Data extracted from a collection:
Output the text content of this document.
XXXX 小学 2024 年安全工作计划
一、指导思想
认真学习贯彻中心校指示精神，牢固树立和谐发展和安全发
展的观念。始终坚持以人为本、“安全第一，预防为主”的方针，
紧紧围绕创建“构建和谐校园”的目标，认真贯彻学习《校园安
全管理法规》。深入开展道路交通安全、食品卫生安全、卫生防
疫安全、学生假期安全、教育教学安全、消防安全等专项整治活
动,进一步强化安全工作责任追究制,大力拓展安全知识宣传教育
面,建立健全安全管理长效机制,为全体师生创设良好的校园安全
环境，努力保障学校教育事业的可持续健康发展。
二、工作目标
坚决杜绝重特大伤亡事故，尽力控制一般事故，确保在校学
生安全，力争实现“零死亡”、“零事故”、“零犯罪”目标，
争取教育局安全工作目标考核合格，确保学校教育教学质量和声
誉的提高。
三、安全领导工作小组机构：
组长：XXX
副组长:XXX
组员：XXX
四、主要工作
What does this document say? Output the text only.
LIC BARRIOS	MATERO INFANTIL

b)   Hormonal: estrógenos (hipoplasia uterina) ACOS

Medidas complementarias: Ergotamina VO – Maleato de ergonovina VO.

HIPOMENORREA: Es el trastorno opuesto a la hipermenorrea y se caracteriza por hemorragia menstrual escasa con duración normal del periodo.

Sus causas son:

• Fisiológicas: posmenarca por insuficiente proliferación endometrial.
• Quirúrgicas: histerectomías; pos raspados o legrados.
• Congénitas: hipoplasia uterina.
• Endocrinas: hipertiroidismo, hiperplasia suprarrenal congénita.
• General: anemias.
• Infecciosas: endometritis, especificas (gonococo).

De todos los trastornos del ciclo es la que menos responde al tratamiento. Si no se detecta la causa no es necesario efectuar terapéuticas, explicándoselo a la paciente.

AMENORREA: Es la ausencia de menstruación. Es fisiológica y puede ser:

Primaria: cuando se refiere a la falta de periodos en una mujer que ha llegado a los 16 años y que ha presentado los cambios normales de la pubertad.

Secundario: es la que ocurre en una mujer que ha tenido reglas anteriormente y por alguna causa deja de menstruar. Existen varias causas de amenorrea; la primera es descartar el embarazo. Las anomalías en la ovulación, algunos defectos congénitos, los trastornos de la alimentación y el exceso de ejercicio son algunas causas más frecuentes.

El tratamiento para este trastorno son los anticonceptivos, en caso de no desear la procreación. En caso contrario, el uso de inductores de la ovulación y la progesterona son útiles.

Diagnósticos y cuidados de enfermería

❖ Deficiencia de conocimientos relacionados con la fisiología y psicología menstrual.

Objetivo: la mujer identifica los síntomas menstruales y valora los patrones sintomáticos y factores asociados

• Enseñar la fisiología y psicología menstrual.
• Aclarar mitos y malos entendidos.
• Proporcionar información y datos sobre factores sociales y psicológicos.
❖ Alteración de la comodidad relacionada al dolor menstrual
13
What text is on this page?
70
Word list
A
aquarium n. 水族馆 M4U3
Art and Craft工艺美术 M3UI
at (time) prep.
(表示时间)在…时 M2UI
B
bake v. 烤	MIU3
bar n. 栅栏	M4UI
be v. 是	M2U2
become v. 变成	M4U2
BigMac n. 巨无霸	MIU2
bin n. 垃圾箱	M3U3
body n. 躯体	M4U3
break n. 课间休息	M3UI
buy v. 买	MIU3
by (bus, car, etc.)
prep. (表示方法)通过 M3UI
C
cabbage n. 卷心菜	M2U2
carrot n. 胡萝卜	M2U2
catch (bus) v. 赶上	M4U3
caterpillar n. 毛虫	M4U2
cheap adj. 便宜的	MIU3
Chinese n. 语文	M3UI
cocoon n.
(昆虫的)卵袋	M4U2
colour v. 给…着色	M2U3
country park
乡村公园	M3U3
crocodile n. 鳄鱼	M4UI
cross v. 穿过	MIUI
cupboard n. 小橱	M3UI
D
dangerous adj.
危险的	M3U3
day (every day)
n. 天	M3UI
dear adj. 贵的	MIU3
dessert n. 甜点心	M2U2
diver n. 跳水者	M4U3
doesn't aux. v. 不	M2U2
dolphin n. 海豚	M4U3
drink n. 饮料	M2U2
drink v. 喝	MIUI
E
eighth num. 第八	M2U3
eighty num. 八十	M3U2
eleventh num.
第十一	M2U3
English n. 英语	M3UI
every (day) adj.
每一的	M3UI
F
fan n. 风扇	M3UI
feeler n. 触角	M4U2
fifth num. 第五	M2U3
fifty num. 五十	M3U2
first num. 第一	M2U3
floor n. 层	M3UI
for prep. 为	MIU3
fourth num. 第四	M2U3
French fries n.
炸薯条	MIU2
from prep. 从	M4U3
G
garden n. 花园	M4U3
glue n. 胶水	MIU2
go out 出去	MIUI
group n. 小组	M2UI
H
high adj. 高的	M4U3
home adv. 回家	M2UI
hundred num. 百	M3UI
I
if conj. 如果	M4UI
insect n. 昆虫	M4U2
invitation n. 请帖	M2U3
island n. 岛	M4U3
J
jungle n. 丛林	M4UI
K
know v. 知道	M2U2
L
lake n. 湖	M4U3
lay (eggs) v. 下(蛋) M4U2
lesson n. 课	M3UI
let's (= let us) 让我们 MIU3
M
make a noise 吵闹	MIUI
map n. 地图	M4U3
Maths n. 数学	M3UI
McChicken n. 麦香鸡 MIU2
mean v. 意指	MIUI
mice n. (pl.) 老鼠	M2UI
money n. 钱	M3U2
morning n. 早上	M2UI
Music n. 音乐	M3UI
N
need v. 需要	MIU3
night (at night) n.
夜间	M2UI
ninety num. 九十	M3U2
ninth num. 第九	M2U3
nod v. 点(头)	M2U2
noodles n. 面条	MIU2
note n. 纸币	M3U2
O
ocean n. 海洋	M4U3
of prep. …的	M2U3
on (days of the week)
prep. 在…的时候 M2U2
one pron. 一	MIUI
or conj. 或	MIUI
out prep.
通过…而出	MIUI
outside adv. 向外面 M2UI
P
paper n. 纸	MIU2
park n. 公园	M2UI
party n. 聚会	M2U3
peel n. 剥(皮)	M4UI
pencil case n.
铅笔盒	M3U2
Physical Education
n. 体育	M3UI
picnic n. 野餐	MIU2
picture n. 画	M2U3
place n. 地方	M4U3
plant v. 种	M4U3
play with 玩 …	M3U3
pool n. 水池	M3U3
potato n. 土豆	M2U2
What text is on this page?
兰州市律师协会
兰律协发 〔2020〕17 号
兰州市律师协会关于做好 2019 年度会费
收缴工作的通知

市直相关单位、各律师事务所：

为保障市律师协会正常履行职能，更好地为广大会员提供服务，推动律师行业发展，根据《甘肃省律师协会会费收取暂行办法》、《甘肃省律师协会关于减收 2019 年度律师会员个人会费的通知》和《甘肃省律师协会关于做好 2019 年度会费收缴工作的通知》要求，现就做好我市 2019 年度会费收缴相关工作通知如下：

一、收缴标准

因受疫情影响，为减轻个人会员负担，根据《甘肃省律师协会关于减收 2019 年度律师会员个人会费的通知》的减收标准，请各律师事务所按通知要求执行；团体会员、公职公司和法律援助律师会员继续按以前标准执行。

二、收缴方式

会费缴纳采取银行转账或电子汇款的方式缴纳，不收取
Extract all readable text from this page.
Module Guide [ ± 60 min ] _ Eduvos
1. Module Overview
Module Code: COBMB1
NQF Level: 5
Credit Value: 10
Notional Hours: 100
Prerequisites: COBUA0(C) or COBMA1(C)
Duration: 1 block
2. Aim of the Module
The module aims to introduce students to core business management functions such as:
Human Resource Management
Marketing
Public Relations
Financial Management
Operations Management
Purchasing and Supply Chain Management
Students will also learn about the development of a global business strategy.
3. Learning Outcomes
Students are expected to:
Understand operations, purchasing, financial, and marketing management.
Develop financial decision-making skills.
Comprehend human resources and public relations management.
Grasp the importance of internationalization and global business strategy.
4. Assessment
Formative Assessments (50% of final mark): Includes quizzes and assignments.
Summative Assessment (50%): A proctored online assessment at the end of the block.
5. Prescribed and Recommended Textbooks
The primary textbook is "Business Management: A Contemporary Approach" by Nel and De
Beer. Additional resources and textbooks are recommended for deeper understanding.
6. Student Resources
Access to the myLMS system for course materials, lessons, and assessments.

REQUIREMENTS:
Return every line in the listing that contains the word "ovulación".

TASK ANSWER:
Secundario: es la que ocurre en una mujer que ha tenido reglas anteriormente y por alguna causa deja de menstruar. Existen varias causas de amenorrea; la primera es descartar el embarazo. Las anomalías en la ovulación, algunos defectos congénitos, los trastornos de la alimentación y el exceso de ejercicio son algunas causas más frecuentes.
El tratamiento para este trastorno son los anticonceptivos, en caso de no desear la procreación. En caso contrario, el uso de inductores de la ovulación y la progesterona son útiles.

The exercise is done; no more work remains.